◆ RECORD SET ◆
◇ ◇ ◇ ◇ ◇ ◇ ◇

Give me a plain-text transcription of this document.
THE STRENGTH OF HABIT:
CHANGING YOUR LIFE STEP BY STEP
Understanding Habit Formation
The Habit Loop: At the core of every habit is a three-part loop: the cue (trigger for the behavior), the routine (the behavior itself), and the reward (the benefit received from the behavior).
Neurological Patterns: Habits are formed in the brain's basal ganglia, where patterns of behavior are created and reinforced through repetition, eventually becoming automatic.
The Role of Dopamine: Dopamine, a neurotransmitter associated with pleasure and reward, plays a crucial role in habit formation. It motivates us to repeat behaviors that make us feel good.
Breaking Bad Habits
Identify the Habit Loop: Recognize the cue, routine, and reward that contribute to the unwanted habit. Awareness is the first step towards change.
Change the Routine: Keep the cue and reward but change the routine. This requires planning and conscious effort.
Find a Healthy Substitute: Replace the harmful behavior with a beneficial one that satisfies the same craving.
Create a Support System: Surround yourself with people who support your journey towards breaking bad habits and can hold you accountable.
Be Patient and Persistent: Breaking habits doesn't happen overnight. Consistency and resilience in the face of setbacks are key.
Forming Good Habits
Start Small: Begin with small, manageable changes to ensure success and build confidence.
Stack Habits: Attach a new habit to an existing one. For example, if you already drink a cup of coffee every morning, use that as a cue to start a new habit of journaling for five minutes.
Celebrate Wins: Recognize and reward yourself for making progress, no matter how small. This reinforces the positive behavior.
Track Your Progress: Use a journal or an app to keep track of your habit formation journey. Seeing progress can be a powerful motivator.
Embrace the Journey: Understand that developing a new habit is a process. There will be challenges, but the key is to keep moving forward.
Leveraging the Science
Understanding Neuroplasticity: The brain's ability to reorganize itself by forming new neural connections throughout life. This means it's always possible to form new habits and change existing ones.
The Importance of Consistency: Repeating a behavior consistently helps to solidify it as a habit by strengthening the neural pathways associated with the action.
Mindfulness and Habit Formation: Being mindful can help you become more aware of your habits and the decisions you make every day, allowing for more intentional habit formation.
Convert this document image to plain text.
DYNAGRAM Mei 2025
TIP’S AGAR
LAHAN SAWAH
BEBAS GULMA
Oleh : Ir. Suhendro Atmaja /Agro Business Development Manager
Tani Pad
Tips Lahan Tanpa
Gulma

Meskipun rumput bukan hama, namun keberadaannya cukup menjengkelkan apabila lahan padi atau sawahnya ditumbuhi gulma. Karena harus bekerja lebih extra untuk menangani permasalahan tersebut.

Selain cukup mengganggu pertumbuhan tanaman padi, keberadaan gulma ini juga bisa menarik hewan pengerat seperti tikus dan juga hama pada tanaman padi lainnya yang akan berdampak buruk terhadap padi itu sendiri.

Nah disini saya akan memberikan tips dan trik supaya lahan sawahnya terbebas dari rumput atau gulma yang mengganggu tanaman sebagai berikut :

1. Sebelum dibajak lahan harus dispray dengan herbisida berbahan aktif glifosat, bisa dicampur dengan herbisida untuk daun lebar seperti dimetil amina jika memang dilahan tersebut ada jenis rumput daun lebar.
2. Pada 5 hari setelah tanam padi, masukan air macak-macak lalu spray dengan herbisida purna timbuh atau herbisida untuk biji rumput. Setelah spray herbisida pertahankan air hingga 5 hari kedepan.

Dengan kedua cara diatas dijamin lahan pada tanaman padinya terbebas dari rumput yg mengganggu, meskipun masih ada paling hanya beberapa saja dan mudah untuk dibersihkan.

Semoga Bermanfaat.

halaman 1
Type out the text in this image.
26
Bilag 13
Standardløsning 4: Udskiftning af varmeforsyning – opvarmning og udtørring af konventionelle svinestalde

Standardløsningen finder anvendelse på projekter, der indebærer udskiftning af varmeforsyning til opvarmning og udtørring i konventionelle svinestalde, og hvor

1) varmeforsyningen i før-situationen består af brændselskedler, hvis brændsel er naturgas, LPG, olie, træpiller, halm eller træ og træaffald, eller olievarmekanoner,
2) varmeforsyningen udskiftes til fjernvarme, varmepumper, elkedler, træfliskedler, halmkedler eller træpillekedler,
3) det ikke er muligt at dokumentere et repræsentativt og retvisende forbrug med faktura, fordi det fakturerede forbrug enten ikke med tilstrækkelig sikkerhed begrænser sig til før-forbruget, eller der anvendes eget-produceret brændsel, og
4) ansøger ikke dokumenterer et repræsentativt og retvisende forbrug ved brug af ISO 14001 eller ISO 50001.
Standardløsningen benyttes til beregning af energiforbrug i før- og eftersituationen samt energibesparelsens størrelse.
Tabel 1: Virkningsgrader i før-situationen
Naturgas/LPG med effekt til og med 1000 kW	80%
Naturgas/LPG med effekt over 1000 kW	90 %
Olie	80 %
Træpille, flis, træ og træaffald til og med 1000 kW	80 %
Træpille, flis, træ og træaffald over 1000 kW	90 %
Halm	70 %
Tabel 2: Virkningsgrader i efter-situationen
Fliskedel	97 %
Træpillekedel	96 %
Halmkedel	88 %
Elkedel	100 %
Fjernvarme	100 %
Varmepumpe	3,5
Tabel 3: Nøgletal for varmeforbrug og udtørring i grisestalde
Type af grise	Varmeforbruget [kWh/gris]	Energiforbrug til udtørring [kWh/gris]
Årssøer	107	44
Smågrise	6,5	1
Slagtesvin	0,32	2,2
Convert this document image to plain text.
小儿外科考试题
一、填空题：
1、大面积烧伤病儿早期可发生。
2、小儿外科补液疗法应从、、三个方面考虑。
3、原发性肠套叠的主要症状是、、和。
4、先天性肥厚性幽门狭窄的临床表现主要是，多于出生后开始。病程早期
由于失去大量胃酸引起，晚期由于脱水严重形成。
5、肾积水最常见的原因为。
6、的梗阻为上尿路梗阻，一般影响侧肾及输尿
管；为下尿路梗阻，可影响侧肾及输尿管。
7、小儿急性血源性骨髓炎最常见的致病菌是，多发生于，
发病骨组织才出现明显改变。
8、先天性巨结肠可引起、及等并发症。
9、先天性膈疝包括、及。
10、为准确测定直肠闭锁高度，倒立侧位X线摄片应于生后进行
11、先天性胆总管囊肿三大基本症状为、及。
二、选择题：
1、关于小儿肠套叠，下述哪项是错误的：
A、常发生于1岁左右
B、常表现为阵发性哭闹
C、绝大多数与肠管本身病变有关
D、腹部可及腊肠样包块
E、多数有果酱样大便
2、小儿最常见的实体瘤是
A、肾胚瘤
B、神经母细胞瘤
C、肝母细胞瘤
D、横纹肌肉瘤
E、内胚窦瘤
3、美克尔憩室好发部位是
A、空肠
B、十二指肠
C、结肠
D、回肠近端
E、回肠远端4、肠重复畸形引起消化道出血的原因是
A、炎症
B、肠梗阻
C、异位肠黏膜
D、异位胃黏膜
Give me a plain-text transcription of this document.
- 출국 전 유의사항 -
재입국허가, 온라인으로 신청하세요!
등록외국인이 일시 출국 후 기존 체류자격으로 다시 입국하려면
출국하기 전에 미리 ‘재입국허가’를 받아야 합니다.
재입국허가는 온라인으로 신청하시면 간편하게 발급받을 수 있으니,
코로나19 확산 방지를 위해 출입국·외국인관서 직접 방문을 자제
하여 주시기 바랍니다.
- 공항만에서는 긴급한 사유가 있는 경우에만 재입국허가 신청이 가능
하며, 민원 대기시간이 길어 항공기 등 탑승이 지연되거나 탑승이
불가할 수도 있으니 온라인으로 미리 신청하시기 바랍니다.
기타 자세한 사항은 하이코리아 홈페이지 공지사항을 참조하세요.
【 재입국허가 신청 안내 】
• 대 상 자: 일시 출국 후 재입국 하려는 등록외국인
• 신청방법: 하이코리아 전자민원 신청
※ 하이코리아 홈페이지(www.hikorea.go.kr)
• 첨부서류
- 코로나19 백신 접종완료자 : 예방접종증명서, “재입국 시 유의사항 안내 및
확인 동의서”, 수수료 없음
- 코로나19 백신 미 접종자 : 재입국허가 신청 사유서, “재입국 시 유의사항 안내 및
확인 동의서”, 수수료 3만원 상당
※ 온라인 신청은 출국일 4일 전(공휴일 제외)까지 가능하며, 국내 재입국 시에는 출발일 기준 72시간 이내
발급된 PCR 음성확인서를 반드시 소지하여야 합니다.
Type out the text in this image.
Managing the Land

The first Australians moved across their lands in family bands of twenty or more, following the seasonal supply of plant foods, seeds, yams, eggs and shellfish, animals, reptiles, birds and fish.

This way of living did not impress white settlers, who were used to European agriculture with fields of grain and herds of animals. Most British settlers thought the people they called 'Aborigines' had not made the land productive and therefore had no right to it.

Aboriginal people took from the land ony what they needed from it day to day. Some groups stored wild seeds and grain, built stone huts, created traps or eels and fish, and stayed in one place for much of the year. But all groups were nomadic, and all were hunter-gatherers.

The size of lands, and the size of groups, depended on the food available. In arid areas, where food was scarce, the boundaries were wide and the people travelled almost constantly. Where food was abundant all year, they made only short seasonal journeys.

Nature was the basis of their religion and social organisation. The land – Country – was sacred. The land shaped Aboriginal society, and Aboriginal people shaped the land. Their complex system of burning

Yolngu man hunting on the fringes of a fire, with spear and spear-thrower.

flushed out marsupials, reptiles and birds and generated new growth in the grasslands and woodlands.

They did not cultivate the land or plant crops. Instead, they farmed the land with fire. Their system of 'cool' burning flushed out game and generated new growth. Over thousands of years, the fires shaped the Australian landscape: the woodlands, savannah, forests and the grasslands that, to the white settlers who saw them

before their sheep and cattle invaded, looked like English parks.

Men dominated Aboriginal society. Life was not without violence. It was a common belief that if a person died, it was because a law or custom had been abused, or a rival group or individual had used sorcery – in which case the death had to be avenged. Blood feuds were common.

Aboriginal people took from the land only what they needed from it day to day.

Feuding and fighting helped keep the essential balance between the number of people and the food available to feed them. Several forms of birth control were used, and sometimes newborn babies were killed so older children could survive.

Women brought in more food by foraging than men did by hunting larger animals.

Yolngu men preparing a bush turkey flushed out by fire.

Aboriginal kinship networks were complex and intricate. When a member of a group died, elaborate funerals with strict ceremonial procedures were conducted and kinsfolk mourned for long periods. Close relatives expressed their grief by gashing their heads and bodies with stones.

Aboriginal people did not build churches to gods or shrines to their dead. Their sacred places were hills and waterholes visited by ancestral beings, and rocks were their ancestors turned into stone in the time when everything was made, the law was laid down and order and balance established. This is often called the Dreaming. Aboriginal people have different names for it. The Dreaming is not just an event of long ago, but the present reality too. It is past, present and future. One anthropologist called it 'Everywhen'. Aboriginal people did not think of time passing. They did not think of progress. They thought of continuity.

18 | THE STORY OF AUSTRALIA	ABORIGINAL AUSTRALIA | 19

◇ ◇ ◇ ◇ ◇ ◇ ◇

◆ WORK INSTRUCTIONS ◆
In the entries above, find each line with the string "woodlands" and copy it.

◆ IN RESPONSE ◆
flushed out marsupials, reptiles and birds and generated new growth in the grasslands and woodlands.
They did not cultivate the land or plant crops. Instead, they farmed the land with fire. Their system of 'cool' burning flushed out game and generated new growth. Over thousands of years, the fires shaped the Australian landscape: the woodlands, savannah, forests and the grasslands that, to the white settlers who saw them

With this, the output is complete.